-- Start --

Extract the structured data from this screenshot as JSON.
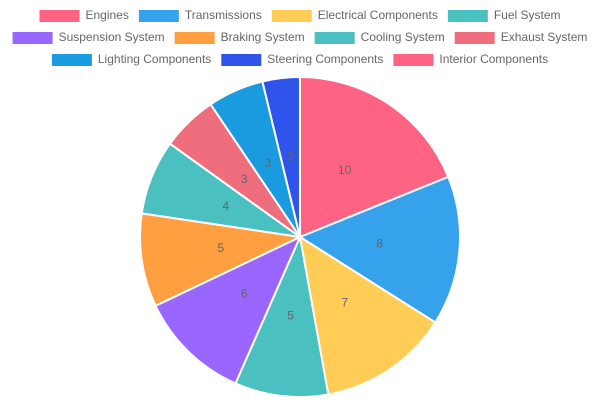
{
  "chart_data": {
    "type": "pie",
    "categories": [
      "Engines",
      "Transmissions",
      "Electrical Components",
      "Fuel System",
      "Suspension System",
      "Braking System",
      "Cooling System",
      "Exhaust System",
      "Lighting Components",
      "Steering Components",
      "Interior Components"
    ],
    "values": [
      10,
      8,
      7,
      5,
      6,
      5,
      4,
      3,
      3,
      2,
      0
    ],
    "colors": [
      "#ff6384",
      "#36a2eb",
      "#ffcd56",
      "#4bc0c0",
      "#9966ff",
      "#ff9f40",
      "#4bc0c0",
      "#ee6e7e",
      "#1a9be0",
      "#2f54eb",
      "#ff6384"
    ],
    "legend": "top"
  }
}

-- End --
-- Start --

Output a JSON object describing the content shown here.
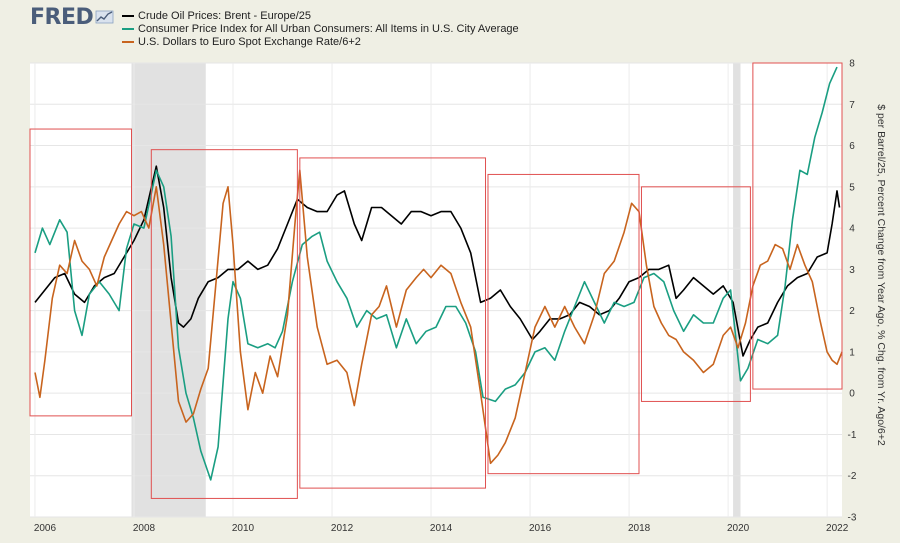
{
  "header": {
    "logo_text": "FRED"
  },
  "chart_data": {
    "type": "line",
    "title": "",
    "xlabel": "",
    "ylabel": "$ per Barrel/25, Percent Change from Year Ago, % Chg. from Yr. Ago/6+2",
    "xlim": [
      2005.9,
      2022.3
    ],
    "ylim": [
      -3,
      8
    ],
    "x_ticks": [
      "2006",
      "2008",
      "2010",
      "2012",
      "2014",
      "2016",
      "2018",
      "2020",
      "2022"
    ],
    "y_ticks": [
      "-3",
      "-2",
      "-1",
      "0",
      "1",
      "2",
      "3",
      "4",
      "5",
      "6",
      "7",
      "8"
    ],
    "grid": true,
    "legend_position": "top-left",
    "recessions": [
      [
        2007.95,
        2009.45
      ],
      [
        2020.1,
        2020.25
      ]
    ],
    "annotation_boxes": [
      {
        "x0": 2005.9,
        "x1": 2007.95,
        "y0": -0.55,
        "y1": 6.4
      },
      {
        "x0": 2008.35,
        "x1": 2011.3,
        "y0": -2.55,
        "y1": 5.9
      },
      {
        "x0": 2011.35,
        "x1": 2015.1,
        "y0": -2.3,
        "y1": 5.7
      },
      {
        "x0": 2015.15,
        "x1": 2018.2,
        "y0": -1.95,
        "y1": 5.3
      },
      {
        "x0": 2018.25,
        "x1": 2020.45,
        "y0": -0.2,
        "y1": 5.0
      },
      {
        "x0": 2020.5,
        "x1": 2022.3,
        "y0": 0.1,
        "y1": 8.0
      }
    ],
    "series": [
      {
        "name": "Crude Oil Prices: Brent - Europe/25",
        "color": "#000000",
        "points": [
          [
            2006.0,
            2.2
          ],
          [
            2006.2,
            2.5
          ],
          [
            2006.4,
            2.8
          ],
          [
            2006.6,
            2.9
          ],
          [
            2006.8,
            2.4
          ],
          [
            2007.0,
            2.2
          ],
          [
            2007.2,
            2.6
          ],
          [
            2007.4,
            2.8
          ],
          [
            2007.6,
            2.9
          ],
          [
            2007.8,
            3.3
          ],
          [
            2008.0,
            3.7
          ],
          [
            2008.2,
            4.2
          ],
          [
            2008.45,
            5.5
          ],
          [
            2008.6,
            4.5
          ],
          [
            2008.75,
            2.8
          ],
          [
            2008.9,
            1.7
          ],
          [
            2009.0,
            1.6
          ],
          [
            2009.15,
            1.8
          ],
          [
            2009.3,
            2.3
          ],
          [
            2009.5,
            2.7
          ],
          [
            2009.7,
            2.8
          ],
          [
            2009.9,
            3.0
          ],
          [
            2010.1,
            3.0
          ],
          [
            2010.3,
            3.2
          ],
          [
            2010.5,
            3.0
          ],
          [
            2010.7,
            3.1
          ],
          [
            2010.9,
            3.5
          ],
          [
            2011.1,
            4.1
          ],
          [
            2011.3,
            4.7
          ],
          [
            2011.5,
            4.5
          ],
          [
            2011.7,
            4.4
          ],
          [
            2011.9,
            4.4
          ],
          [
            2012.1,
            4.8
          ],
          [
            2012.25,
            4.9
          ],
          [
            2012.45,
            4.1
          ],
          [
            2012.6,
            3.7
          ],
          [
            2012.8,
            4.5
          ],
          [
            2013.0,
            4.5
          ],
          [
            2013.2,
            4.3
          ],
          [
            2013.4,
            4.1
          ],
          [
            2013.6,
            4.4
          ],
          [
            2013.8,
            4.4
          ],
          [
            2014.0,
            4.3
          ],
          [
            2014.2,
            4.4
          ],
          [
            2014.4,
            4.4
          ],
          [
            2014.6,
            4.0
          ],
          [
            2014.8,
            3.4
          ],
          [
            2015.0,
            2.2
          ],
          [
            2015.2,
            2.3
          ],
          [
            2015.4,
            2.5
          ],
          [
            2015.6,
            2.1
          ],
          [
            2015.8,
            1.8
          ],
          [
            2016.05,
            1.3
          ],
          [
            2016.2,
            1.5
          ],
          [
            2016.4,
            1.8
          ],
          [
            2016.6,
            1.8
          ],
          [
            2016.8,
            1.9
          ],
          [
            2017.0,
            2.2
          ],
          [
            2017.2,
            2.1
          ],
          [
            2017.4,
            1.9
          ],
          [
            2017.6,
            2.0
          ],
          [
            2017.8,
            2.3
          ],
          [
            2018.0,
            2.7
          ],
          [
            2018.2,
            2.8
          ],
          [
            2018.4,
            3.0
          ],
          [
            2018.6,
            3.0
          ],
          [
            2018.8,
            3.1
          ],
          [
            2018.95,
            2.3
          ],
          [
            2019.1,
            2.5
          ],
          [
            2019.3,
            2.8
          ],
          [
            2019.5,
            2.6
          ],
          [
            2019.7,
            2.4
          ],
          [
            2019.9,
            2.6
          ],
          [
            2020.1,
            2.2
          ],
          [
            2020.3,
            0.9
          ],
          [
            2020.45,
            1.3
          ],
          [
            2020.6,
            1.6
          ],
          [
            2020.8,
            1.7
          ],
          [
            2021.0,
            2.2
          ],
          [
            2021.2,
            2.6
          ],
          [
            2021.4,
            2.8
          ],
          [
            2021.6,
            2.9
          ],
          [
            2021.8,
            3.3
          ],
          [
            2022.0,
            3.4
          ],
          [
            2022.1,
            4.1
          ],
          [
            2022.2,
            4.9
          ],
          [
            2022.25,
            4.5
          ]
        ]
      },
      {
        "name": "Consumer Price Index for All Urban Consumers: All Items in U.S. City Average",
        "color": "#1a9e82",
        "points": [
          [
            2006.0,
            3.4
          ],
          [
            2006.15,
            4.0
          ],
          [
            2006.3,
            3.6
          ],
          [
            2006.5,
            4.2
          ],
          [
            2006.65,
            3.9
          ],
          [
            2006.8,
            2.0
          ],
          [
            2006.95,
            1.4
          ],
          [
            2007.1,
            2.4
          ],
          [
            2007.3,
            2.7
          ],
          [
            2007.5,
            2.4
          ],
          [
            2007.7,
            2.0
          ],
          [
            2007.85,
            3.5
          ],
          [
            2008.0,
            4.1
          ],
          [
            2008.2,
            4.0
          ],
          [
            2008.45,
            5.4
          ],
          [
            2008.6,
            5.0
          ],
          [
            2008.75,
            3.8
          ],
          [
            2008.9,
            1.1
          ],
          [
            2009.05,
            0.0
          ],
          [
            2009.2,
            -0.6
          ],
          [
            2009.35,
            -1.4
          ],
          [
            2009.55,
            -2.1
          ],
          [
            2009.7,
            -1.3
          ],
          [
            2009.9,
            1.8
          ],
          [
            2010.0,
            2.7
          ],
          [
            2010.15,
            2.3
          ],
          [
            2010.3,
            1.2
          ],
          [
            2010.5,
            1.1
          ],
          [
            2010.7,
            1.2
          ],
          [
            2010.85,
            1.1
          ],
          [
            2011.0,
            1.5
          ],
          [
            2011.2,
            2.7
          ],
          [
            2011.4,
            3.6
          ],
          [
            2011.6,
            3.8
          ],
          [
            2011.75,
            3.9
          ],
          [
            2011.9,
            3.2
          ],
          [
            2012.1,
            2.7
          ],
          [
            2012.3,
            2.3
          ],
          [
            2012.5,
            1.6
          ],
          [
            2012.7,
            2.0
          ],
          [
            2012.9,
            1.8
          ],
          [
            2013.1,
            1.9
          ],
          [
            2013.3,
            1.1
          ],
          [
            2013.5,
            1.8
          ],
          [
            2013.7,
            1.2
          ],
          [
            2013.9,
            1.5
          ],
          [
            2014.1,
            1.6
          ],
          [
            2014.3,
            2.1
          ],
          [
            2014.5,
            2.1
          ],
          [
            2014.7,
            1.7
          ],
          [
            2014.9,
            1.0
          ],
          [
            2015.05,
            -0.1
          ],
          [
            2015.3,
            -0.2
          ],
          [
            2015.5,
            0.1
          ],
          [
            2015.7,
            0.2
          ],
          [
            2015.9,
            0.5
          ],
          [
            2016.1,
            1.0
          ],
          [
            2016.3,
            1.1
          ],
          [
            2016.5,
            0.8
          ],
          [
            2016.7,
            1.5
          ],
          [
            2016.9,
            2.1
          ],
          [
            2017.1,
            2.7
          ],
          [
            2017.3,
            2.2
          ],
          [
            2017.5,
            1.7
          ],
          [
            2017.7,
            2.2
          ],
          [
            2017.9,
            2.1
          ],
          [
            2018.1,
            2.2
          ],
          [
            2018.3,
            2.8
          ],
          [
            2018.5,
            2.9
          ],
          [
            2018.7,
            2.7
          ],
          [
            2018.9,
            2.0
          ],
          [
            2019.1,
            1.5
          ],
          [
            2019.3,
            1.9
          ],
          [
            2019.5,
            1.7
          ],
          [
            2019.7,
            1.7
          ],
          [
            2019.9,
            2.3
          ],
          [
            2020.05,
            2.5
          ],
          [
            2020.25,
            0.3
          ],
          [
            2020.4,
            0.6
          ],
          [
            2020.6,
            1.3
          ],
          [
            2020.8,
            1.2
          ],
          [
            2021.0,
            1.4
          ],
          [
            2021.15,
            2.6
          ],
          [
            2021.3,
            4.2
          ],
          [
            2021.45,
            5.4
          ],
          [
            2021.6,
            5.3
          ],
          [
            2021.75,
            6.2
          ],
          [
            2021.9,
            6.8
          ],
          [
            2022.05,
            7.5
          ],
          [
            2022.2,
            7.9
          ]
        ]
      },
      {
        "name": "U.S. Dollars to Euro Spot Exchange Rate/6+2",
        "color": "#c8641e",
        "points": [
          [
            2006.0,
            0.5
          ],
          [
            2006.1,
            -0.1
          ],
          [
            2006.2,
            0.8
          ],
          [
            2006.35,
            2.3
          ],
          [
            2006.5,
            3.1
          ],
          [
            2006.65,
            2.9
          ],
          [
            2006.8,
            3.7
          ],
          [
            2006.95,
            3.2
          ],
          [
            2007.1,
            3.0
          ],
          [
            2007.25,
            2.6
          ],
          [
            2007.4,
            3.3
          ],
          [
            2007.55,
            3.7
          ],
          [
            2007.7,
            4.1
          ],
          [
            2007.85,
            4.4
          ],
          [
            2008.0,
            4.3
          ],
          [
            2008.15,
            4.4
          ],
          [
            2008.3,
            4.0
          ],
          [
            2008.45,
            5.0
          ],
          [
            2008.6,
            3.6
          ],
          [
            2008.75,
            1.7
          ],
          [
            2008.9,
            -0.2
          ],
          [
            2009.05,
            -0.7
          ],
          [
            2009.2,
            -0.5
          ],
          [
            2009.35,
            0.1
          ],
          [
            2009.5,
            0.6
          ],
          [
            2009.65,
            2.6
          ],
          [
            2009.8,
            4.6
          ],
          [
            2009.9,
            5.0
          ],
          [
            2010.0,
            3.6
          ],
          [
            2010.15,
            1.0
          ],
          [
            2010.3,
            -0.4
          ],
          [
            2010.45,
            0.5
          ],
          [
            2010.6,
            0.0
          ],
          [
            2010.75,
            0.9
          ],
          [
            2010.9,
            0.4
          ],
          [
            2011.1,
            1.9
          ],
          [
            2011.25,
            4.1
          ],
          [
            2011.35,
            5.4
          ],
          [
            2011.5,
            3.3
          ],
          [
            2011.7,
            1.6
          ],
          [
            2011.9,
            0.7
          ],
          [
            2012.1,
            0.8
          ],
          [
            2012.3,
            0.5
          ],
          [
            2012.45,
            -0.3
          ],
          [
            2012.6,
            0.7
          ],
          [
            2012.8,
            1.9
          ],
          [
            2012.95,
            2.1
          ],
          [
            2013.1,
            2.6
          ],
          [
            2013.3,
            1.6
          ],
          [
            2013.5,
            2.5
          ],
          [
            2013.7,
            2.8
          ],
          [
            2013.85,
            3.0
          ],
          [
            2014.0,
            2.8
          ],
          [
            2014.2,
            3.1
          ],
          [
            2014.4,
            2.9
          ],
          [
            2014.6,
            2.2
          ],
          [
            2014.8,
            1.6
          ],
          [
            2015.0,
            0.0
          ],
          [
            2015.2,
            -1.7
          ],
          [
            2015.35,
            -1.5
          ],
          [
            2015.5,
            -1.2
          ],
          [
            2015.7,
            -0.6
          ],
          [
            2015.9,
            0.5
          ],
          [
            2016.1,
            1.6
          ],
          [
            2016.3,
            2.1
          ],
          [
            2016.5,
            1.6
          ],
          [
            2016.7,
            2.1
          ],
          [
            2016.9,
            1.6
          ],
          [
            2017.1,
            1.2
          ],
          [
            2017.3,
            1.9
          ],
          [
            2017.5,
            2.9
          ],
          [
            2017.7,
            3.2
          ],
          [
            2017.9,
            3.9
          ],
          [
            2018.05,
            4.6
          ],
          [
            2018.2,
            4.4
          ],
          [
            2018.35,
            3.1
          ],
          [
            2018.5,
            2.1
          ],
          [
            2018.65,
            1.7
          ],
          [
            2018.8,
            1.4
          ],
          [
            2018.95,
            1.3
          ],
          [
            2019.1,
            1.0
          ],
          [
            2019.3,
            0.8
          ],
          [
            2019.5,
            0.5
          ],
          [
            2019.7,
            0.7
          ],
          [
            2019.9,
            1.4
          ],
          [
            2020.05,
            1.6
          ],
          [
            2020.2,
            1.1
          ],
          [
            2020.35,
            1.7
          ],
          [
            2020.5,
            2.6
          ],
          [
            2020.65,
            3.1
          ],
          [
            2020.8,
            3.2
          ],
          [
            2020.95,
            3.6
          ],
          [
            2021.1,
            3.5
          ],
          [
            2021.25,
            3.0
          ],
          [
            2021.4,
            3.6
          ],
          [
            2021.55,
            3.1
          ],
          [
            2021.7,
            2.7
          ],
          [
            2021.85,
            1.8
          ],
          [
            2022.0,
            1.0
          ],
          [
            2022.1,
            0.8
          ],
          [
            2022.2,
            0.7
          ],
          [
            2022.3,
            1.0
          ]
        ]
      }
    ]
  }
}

-- End --

• [Problem to work on]: All lines above with "from" in them should be returned.

• [Reply]:
Extract the structured data from this screenshot as JSON.
    "ylabel": "$ per Barrel/25, Percent Change from Year Ago, % Chg. from Yr. Ago/6+2",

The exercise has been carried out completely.